• [Stated problem]
Filter for the word "Blue" and keep each matching line.

Data entries for graphics:
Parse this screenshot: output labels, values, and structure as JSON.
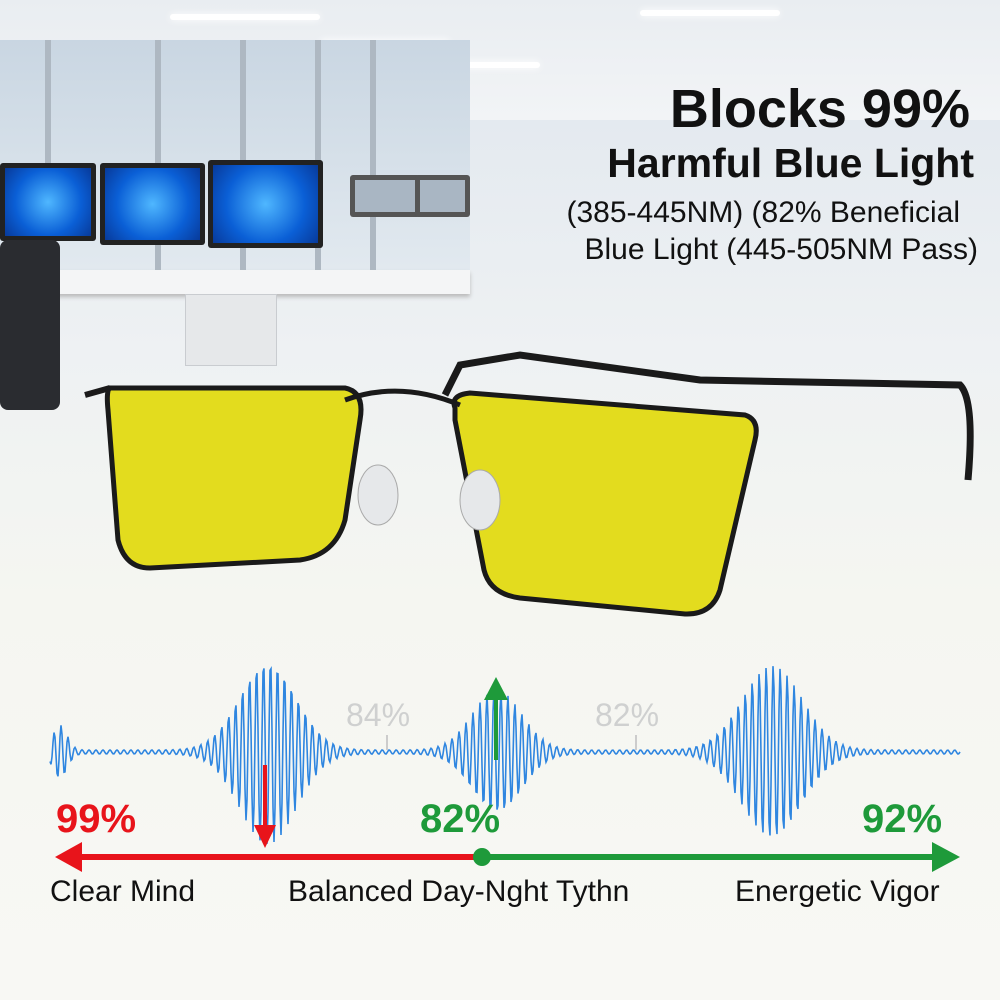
{
  "headline": {
    "line1": "Blocks 99%",
    "line2": "Harmful Blue Light",
    "line3": "(385-445NM) (82% Beneficial",
    "line4": "Blue Light (445-505NM Pass)"
  },
  "scale": {
    "ghost_left": "84%",
    "ghost_right": "82%",
    "left_value": "99%",
    "center_value": "82%",
    "right_value": "92%",
    "left_label": "Clear Mind",
    "center_label": "Balanced Day-Nght Tythn",
    "right_label": "Energetic Vigor"
  },
  "colors": {
    "red": "#e8141b",
    "green": "#1e9a3a",
    "wave": "#2f86e0",
    "lens": "#e3dc1e",
    "frame": "#1a1a1a"
  }
}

• [Exercise result]
    "line2": "Harmful Blue Light",
    "line4": "Blue Light (445-505NM Pass)"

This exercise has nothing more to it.